▸ **Work item**
What lines of the data include the string "Vlach"? Copy them all.

Excerpts from a transcription dataset:
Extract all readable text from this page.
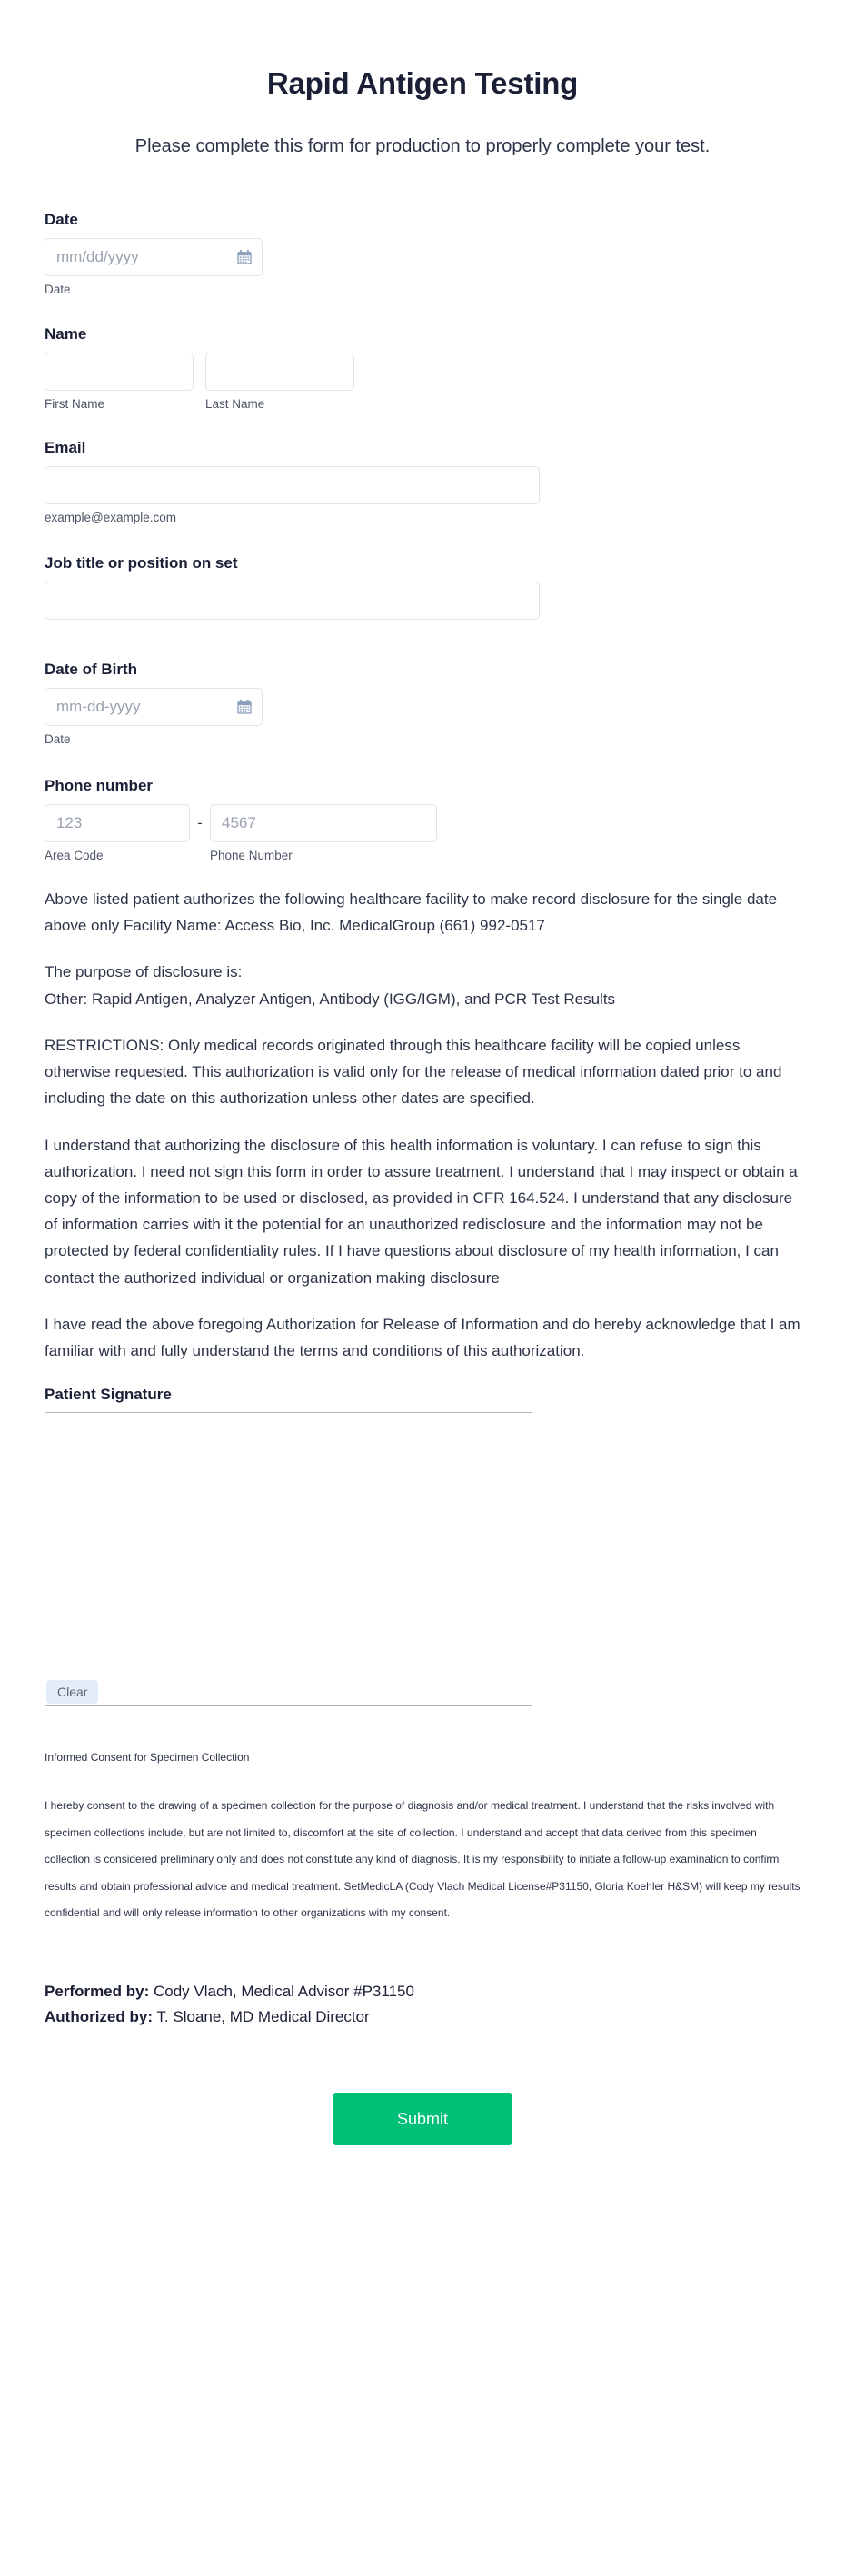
Rapid Antigen Testing

Please complete this form for production to properly complete your test.

Date
mm/dd/yyyy
Date
Name
First Name	Last Name
Email
example@example.com
Job title or position on set
Date of Birth
mm-dd-yyyy
Date
Phone number
123
-
4567
Area Code	Phone Number

Above listed patient authorizes the following healthcare facility to make record disclosure for the single date above only Facility Name: Access Bio, Inc. MedicalGroup (661) 992-0517

The purpose of disclosure is:
Other: Rapid Antigen, Analyzer Antigen, Antibody (IGG/IGM), and PCR Test Results

RESTRICTIONS: Only medical records originated through this healthcare facility will be copied unless otherwise requested. This authorization is valid only for the release of medical information dated prior to and including the date on this authorization unless other dates are specified.

I understand that authorizing the disclosure of this health information is voluntary. I can refuse to sign this authorization. I need not sign this form in order to assure treatment. I understand that I may inspect or obtain a copy of the information to be used or disclosed, as provided in CFR 164.524. I understand that any disclosure of information carries with it the potential for an unauthorized redisclosure and the information may not be protected by federal confidentiality rules. If I have questions about disclosure of my health information, I can contact the authorized individual or organization making disclosure

I have read the above foregoing Authorization for Release of Information and do hereby acknowledge that I am familiar with and fully understand the terms and conditions of this authorization.

Patient Signature
Clear

Informed Consent for Specimen Collection

I hereby consent to the drawing of a specimen collection for the purpose of diagnosis and/or medical treatment. I understand that the risks involved with specimen collections include, but are not limited to, discomfort at the site of collection. I understand and accept that data derived from this specimen collection is considered preliminary only and does not constitute any kind of diagnosis. It is my responsibility to initiate a follow-up examination to confirm results and obtain professional advice and medical treatment. SetMedicLA (Cody Vlach Medical License#P31150, Gloria Koehler H&SM) will keep my results confidential and will only release information to other organizations with my consent.

Performed by: Cody Vlach, Medical Advisor #P31150
Authorized by: T. Sloane, MD Medical Director
Submit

▸ **Response box**
I hereby consent to the drawing of a specimen collection for the purpose of diagnosis and/or medical treatment. I understand that the risks involved with specimen collections include, but are not limited to, discomfort at the site of collection. I understand and accept that data derived from this specimen collection is considered preliminary only and does not constitute any kind of diagnosis. It is my responsibility to initiate a follow-up examination to confirm results and obtain professional advice and medical treatment. SetMedicLA (Cody Vlach Medical License#P31150, Gloria Koehler H&SM) will keep my results confidential and will only release information to other organizations with my consent.
Performed by: Cody Vlach, Medical Advisor #P31150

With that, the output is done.